§ WRITTEN INSTRUCTION:
Transcribe each entry below exactly. Pictures do not go in the copy.
* * *
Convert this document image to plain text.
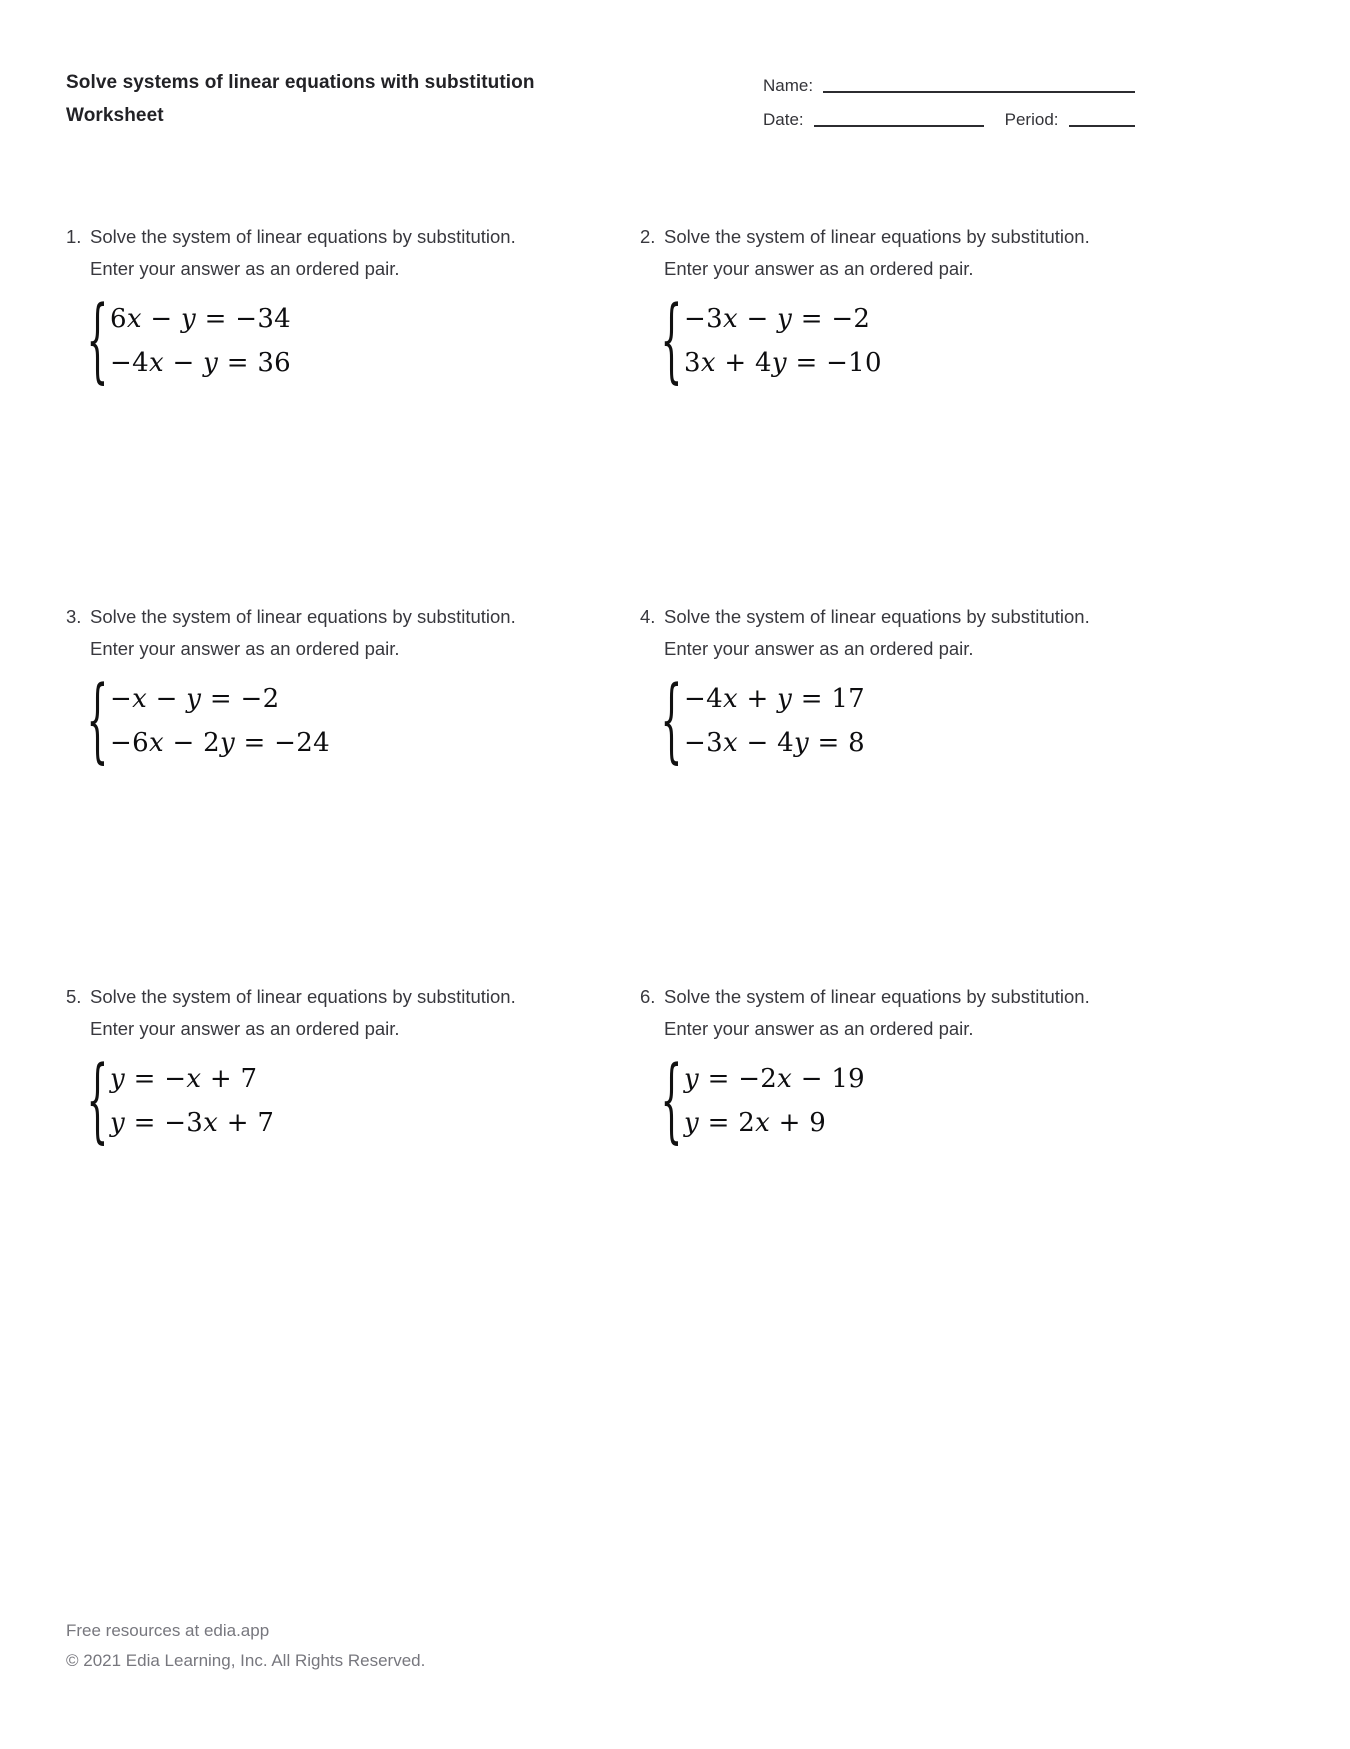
Solve systems of linear equations with substitution
Worksheet
Name:
Date:	Period:
1. Solve the system of linear equations by substitution. Enter your answer as an ordered pair.
{ 6x − y = −34
−4x − y = 36
2. Solve the system of linear equations by substitution. Enter your answer as an ordered pair.
{ −3x − y = −2
3x + 4y = −10
3. Solve the system of linear equations by substitution. Enter your answer as an ordered pair.
{ −x − y = −2
−6x − 2y = −24
4. Solve the system of linear equations by substitution. Enter your answer as an ordered pair.
{ −4x + y = 17
−3x − 4y = 8
5. Solve the system of linear equations by substitution. Enter your answer as an ordered pair.
{ y = −x + 7
y = −3x + 7
6. Solve the system of linear equations by substitution. Enter your answer as an ordered pair.
{ y = −2x − 19
y = 2x + 9
Free resources at edia.app
© 2021 Edia Learning, Inc. All Rights Reserved.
* * *
§ WRITTEN REPLY:
Convert this document image to plain text.
Solve systems of linear equations with substitution
Worksheet
Name:
Date:	Period:
1. Solve the system of linear equations by substitution. Enter your answer as an ordered pair.
{ 6x − y = −34
−4x − y = 36
2. Solve the system of linear equations by substitution. Enter your answer as an ordered pair.
{ −3x − y = −2
3x + 4y = −10
3. Solve the system of linear equations by substitution. Enter your answer as an ordered pair.
{ −x − y = −2
−6x − 2y = −24
4. Solve the system of linear equations by substitution. Enter your answer as an ordered pair.
{ −4x + y = 17
−3x − 4y = 8
5. Solve the system of linear equations by substitution. Enter your answer as an ordered pair.
{ y = −x + 7
y = −3x + 7
6. Solve the system of linear equations by substitution. Enter your answer as an ordered pair.
{ y = −2x − 19
y = 2x + 9
Free resources at edia.app
© 2021 Edia Learning, Inc. All Rights Reserved.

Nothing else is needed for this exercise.